Will you output the entries below exactly, skipping every image they contain?
[begin Data]
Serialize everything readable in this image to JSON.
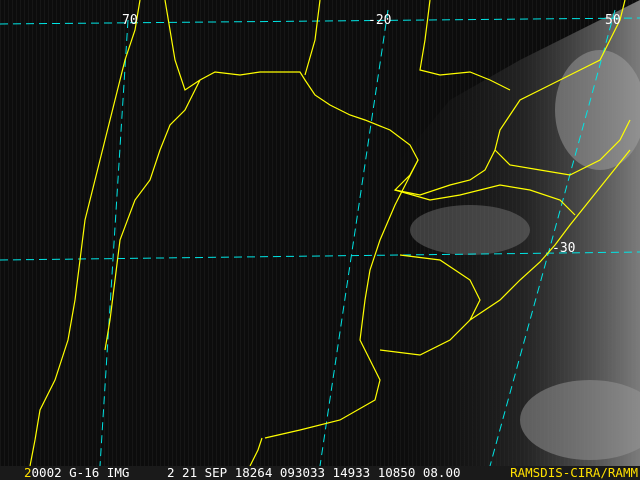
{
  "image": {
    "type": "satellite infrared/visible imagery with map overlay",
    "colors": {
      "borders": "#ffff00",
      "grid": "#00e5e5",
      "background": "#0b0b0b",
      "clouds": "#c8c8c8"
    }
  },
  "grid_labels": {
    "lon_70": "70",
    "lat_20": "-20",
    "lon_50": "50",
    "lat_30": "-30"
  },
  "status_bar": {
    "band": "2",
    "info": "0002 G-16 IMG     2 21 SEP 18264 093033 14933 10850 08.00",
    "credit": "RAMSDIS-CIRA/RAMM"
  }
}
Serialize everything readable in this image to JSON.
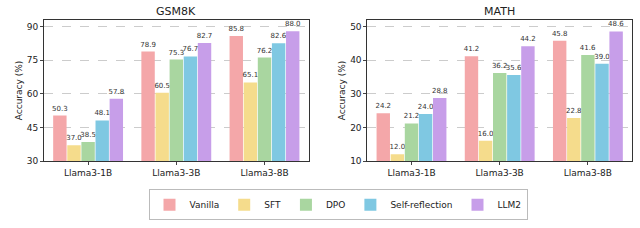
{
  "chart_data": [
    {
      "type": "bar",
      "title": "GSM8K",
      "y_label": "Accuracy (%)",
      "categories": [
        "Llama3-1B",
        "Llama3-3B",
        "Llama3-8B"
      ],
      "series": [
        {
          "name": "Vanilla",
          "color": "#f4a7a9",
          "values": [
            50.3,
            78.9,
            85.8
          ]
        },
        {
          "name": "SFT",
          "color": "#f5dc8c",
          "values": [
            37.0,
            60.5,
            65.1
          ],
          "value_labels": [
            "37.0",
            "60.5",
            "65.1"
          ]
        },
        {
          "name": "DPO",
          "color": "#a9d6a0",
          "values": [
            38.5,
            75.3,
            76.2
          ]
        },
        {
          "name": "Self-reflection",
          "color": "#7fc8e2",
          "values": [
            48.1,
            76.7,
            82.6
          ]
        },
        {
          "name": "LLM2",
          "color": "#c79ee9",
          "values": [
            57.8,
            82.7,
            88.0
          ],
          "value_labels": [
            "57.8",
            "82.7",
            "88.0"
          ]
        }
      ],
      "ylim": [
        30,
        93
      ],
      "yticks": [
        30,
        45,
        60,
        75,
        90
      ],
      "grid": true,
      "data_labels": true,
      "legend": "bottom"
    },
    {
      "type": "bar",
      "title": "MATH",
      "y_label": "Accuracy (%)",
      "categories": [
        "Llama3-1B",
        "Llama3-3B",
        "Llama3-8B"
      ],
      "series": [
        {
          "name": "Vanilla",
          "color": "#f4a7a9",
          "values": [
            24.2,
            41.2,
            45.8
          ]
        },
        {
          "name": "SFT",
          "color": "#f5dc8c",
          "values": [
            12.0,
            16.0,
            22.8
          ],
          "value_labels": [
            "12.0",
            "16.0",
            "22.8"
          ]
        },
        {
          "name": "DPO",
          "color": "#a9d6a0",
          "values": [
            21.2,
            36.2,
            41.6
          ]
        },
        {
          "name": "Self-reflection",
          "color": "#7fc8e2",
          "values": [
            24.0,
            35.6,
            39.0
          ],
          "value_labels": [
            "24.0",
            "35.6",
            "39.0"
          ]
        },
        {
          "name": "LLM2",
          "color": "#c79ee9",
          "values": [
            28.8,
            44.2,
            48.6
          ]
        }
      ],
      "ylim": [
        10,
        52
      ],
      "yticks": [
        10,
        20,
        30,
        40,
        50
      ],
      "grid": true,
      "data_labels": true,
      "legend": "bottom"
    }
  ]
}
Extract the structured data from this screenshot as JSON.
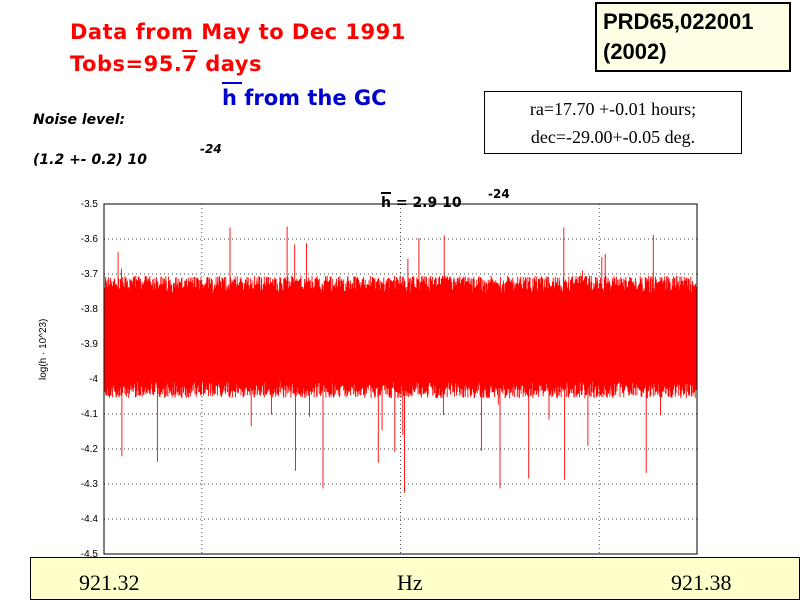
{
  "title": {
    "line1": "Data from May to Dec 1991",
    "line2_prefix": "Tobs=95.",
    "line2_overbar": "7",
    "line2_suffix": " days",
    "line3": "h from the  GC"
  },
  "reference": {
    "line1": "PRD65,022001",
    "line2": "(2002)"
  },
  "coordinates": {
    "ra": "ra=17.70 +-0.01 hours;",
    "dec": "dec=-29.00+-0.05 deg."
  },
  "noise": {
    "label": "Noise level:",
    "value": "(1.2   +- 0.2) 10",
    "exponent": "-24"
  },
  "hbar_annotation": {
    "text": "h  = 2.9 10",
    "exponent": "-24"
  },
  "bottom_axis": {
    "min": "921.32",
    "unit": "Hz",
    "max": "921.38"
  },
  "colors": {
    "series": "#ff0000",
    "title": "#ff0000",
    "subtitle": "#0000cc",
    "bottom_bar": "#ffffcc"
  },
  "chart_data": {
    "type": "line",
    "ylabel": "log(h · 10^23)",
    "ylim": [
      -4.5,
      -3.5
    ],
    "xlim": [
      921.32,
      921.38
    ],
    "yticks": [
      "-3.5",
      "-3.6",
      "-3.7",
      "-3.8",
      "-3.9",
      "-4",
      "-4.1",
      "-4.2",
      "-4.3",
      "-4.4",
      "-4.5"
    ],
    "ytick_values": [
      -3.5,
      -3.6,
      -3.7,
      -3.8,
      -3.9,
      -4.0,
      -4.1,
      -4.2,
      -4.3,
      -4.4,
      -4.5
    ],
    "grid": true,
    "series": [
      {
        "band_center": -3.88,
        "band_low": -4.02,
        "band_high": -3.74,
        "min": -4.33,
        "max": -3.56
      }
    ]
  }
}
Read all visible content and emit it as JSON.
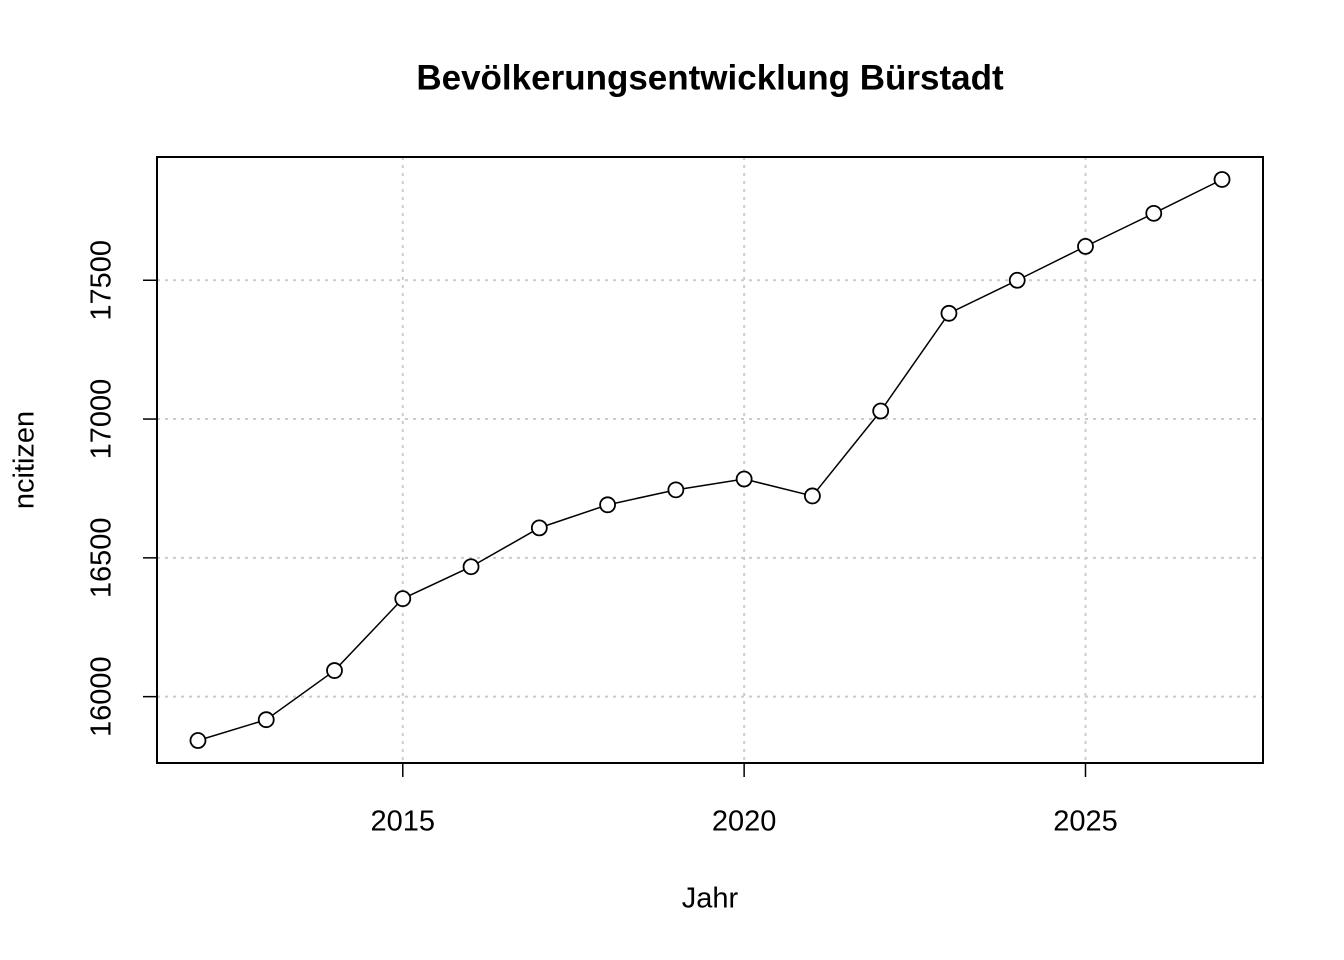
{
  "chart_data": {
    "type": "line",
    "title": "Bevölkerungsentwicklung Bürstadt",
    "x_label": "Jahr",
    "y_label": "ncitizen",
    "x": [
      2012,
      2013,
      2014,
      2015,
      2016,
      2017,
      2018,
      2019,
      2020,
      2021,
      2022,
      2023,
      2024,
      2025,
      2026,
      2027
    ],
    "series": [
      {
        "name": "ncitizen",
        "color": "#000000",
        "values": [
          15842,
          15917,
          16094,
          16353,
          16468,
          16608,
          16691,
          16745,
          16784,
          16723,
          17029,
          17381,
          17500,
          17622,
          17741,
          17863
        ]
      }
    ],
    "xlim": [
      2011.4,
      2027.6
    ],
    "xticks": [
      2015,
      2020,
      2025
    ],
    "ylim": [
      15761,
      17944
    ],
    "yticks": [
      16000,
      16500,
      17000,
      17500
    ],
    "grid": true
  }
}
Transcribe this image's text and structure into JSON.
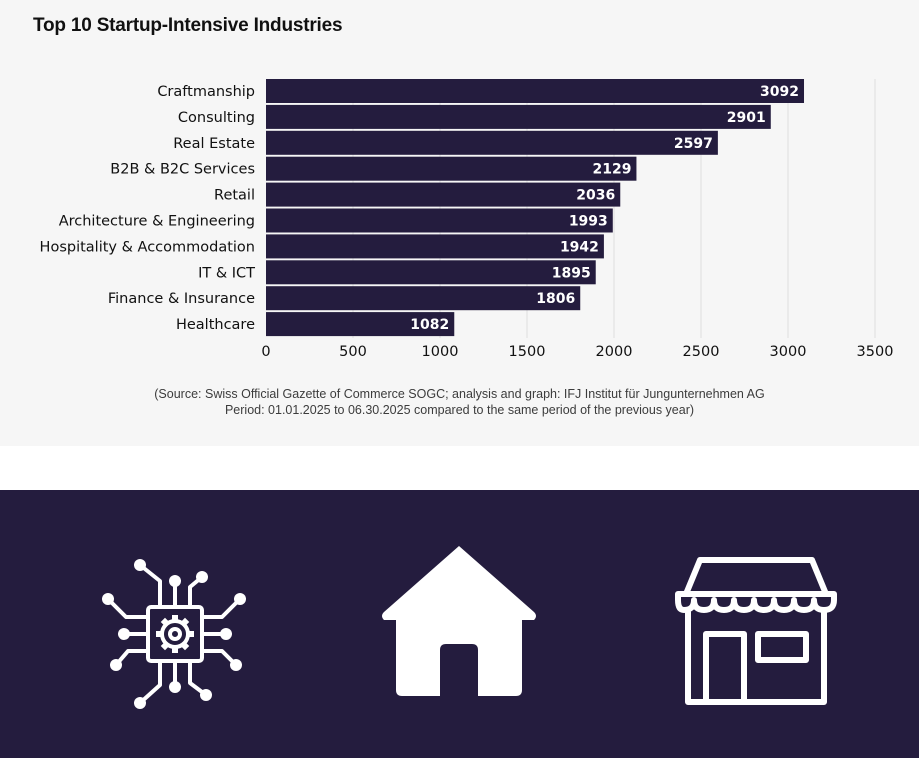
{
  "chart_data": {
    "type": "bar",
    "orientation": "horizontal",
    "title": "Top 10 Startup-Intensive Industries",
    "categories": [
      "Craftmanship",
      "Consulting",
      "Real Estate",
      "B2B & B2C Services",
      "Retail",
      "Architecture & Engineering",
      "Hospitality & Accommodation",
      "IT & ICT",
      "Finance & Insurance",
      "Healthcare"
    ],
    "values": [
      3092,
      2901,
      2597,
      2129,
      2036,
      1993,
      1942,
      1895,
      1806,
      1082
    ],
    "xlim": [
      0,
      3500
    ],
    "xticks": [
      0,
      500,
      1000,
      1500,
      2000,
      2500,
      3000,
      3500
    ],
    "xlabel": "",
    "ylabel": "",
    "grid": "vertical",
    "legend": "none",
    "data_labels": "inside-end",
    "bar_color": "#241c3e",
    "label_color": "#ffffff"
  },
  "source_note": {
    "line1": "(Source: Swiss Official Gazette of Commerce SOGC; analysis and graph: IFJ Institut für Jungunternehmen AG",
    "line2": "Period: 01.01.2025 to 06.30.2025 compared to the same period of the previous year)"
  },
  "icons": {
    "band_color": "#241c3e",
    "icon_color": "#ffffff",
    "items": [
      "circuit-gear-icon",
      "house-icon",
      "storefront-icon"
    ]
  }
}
[end Data]
Response to the exercise:
Serialize everything readable in this image to JSON.
{
  "image": {
    "type": "satellite infrared/visible imagery with map overlay",
    "colors": {
      "borders": "#ffff00",
      "grid": "#00e5e5",
      "background": "#0b0b0b",
      "clouds": "#c8c8c8"
    }
  },
  "grid_labels": {
    "lon_70": "70",
    "lat_20": "-20",
    "lon_50": "50",
    "lat_30": "-30"
  },
  "status_bar": {
    "band": "2",
    "info": "0002 G-16 IMG     2 21 SEP 18264 093033 14933 10850 08.00",
    "credit": "RAMSDIS-CIRA/RAMM"
  }
}
Serialize everything readable in this image to JSON.
{
  "chart_data": [
    {
      "type": "bar",
      "title": "GSM8K",
      "y_label": "Accuracy (%)",
      "categories": [
        "Llama3-1B",
        "Llama3-3B",
        "Llama3-8B"
      ],
      "series": [
        {
          "name": "Vanilla",
          "color": "#f4a7a9",
          "values": [
            50.3,
            78.9,
            85.8
          ]
        },
        {
          "name": "SFT",
          "color": "#f5dc8c",
          "values": [
            37.0,
            60.5,
            65.1
          ],
          "value_labels": [
            "37.0",
            "60.5",
            "65.1"
          ]
        },
        {
          "name": "DPO",
          "color": "#a9d6a0",
          "values": [
            38.5,
            75.3,
            76.2
          ]
        },
        {
          "name": "Self-reflection",
          "color": "#7fc8e2",
          "values": [
            48.1,
            76.7,
            82.6
          ]
        },
        {
          "name": "LLM2",
          "color": "#c79ee9",
          "values": [
            57.8,
            82.7,
            88.0
          ],
          "value_labels": [
            "57.8",
            "82.7",
            "88.0"
          ]
        }
      ],
      "ylim": [
        30,
        93
      ],
      "yticks": [
        30,
        45,
        60,
        75,
        90
      ],
      "grid": true,
      "data_labels": true,
      "legend": "bottom"
    },
    {
      "type": "bar",
      "title": "MATH",
      "y_label": "Accuracy (%)",
      "categories": [
        "Llama3-1B",
        "Llama3-3B",
        "Llama3-8B"
      ],
      "series": [
        {
          "name": "Vanilla",
          "color": "#f4a7a9",
          "values": [
            24.2,
            41.2,
            45.8
          ]
        },
        {
          "name": "SFT",
          "color": "#f5dc8c",
          "values": [
            12.0,
            16.0,
            22.8
          ],
          "value_labels": [
            "12.0",
            "16.0",
            "22.8"
          ]
        },
        {
          "name": "DPO",
          "color": "#a9d6a0",
          "values": [
            21.2,
            36.2,
            41.6
          ]
        },
        {
          "name": "Self-reflection",
          "color": "#7fc8e2",
          "values": [
            24.0,
            35.6,
            39.0
          ],
          "value_labels": [
            "24.0",
            "35.6",
            "39.0"
          ]
        },
        {
          "name": "LLM2",
          "color": "#c79ee9",
          "values": [
            28.8,
            44.2,
            48.6
          ]
        }
      ],
      "ylim": [
        10,
        52
      ],
      "yticks": [
        10,
        20,
        30,
        40,
        50
      ],
      "grid": true,
      "data_labels": true,
      "legend": "bottom"
    }
  ]
}
Extract the structured data from this screenshot as JSON.
{
  "title": {
    "line1": "Data from May to Dec 1991",
    "line2_prefix": "Tobs=95.",
    "line2_overbar": "7",
    "line2_suffix": " days",
    "line3": "h from the  GC"
  },
  "reference": {
    "line1": "PRD65,022001",
    "line2": "(2002)"
  },
  "coordinates": {
    "ra": "ra=17.70 +-0.01 hours;",
    "dec": "dec=-29.00+-0.05 deg."
  },
  "noise": {
    "label": "Noise level:",
    "value": "(1.2   +- 0.2) 10",
    "exponent": "-24"
  },
  "hbar_annotation": {
    "text": "h  = 2.9 10",
    "exponent": "-24"
  },
  "bottom_axis": {
    "min": "921.32",
    "unit": "Hz",
    "max": "921.38"
  },
  "colors": {
    "series": "#ff0000",
    "title": "#ff0000",
    "subtitle": "#0000cc",
    "bottom_bar": "#ffffcc"
  },
  "chart_data": {
    "type": "line",
    "ylabel": "log(h · 10^23)",
    "ylim": [
      -4.5,
      -3.5
    ],
    "xlim": [
      921.32,
      921.38
    ],
    "yticks": [
      "-3.5",
      "-3.6",
      "-3.7",
      "-3.8",
      "-3.9",
      "-4",
      "-4.1",
      "-4.2",
      "-4.3",
      "-4.4",
      "-4.5"
    ],
    "ytick_values": [
      -3.5,
      -3.6,
      -3.7,
      -3.8,
      -3.9,
      -4.0,
      -4.1,
      -4.2,
      -4.3,
      -4.4,
      -4.5
    ],
    "grid": true,
    "series": [
      {
        "band_center": -3.88,
        "band_low": -4.02,
        "band_high": -3.74,
        "min": -4.33,
        "max": -3.56
      }
    ]
  }
}
Read all visible content and emit it as JSON.
{
  "chart_data": {
    "type": "line",
    "title": "Bevölkerungsentwicklung Bürstadt",
    "x_label": "Jahr",
    "y_label": "ncitizen",
    "x": [
      2012,
      2013,
      2014,
      2015,
      2016,
      2017,
      2018,
      2019,
      2020,
      2021,
      2022,
      2023,
      2024,
      2025,
      2026,
      2027
    ],
    "series": [
      {
        "name": "ncitizen",
        "color": "#000000",
        "values": [
          15842,
          15917,
          16094,
          16353,
          16468,
          16608,
          16691,
          16745,
          16784,
          16723,
          17029,
          17381,
          17500,
          17622,
          17741,
          17863
        ]
      }
    ],
    "xlim": [
      2011.4,
      2027.6
    ],
    "xticks": [
      2015,
      2020,
      2025
    ],
    "ylim": [
      15761,
      17944
    ],
    "yticks": [
      16000,
      16500,
      17000,
      17500
    ],
    "grid": true
  }
}
Transcribe this image's text and structure into JSON.
{
  "chart_data": {
    "type": "bar",
    "orientation": "horizontal",
    "title": "Top 10 Startup-Intensive Industries",
    "categories": [
      "Craftmanship",
      "Consulting",
      "Real Estate",
      "B2B & B2C Services",
      "Retail",
      "Architecture & Engineering",
      "Hospitality & Accommodation",
      "IT & ICT",
      "Finance & Insurance",
      "Healthcare"
    ],
    "values": [
      3092,
      2901,
      2597,
      2129,
      2036,
      1993,
      1942,
      1895,
      1806,
      1082
    ],
    "xlim": [
      0,
      3500
    ],
    "xticks": [
      0,
      500,
      1000,
      1500,
      2000,
      2500,
      3000,
      3500
    ],
    "xlabel": "",
    "ylabel": "",
    "grid": "vertical",
    "legend": "none",
    "data_labels": "inside-end",
    "bar_color": "#241c3e",
    "label_color": "#ffffff"
  },
  "source_note": {
    "line1": "(Source: Swiss Official Gazette of Commerce SOGC; analysis and graph: IFJ Institut für Jungunternehmen AG",
    "line2": "Period: 01.01.2025 to 06.30.2025 compared to the same period of the previous year)"
  },
  "icons": {
    "band_color": "#241c3e",
    "icon_color": "#ffffff",
    "items": [
      "circuit-gear-icon",
      "house-icon",
      "storefront-icon"
    ]
  }
}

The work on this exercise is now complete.